» **Problem to solve**: Can the data below be echoed back word for word?

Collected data
|---|
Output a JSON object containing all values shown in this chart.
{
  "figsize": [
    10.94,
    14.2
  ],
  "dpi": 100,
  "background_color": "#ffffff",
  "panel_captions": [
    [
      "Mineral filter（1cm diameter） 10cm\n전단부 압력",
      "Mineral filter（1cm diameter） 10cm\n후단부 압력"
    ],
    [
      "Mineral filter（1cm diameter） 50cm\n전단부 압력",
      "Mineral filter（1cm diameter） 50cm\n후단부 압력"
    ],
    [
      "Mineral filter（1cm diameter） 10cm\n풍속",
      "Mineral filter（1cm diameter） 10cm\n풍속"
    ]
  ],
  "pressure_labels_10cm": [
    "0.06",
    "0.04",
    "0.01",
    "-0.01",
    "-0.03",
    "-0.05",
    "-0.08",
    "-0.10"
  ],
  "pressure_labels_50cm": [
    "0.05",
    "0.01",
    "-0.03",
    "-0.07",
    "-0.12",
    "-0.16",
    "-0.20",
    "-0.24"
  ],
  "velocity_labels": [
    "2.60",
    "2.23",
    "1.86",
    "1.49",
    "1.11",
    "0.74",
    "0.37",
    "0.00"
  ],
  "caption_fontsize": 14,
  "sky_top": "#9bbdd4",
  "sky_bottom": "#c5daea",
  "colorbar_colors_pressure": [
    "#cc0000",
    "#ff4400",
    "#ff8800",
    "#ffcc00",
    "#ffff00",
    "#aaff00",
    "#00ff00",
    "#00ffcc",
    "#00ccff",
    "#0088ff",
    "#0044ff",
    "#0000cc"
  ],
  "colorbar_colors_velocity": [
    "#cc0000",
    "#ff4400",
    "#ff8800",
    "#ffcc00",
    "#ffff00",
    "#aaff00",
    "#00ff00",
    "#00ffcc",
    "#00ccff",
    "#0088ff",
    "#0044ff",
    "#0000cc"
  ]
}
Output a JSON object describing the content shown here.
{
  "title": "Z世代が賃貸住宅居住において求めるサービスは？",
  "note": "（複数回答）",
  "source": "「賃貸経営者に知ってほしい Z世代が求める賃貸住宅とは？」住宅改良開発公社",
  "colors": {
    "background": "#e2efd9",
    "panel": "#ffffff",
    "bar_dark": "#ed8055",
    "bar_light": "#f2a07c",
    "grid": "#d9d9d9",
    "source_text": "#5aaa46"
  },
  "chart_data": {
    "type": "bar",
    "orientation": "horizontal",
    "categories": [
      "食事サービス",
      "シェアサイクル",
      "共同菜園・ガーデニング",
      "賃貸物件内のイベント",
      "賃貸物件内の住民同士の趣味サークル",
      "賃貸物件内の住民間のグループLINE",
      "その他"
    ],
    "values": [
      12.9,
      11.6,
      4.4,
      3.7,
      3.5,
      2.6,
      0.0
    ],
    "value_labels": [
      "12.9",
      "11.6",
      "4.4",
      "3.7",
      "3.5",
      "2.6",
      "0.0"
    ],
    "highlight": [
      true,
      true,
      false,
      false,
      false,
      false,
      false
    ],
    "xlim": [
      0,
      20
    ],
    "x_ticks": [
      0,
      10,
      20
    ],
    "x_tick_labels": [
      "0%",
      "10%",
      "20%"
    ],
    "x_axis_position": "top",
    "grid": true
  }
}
|---|
» **Task response**:
Output a JSON object containing all values shown in this chart.
{
  "figsize": [
    10.94,
    14.2
  ],
  "dpi": 100,
  "background_color": "#ffffff",
  "panel_captions": [
    [
      "Mineral filter（1cm diameter） 10cm\n전단부 압력",
      "Mineral filter（1cm diameter） 10cm\n후단부 압력"
    ],
    [
      "Mineral filter（1cm diameter） 50cm\n전단부 압력",
      "Mineral filter（1cm diameter） 50cm\n후단부 압력"
    ],
    [
      "Mineral filter（1cm diameter） 10cm\n풍속",
      "Mineral filter（1cm diameter） 10cm\n풍속"
    ]
  ],
  "pressure_labels_10cm": [
    "0.06",
    "0.04",
    "0.01",
    "-0.01",
    "-0.03",
    "-0.05",
    "-0.08",
    "-0.10"
  ],
  "pressure_labels_50cm": [
    "0.05",
    "0.01",
    "-0.03",
    "-0.07",
    "-0.12",
    "-0.16",
    "-0.20",
    "-0.24"
  ],
  "velocity_labels": [
    "2.60",
    "2.23",
    "1.86",
    "1.49",
    "1.11",
    "0.74",
    "0.37",
    "0.00"
  ],
  "caption_fontsize": 14,
  "sky_top": "#9bbdd4",
  "sky_bottom": "#c5daea",
  "colorbar_colors_pressure": [
    "#cc0000",
    "#ff4400",
    "#ff8800",
    "#ffcc00",
    "#ffff00",
    "#aaff00",
    "#00ff00",
    "#00ffcc",
    "#00ccff",
    "#0088ff",
    "#0044ff",
    "#0000cc"
  ],
  "colorbar_colors_velocity": [
    "#cc0000",
    "#ff4400",
    "#ff8800",
    "#ffcc00",
    "#ffff00",
    "#aaff00",
    "#00ff00",
    "#00ffcc",
    "#00ccff",
    "#0088ff",
    "#0044ff",
    "#0000cc"
  ]
}
Output a JSON object describing the content shown here.
{
  "title": "Z世代が賃貸住宅居住において求めるサービスは？",
  "note": "（複数回答）",
  "source": "「賃貸経営者に知ってほしい Z世代が求める賃貸住宅とは？」住宅改良開発公社",
  "colors": {
    "background": "#e2efd9",
    "panel": "#ffffff",
    "bar_dark": "#ed8055",
    "bar_light": "#f2a07c",
    "grid": "#d9d9d9",
    "source_text": "#5aaa46"
  },
  "chart_data": {
    "type": "bar",
    "orientation": "horizontal",
    "categories": [
      "食事サービス",
      "シェアサイクル",
      "共同菜園・ガーデニング",
      "賃貸物件内のイベント",
      "賃貸物件内の住民同士の趣味サークル",
      "賃貸物件内の住民間のグループLINE",
      "その他"
    ],
    "values": [
      12.9,
      11.6,
      4.4,
      3.7,
      3.5,
      2.6,
      0.0
    ],
    "value_labels": [
      "12.9",
      "11.6",
      "4.4",
      "3.7",
      "3.5",
      "2.6",
      "0.0"
    ],
    "highlight": [
      true,
      true,
      false,
      false,
      false,
      false,
      false
    ],
    "xlim": [
      0,
      20
    ],
    "x_ticks": [
      0,
      10,
      20
    ],
    "x_tick_labels": [
      "0%",
      "10%",
      "20%"
    ],
    "x_axis_position": "top",
    "grid": true
  }
}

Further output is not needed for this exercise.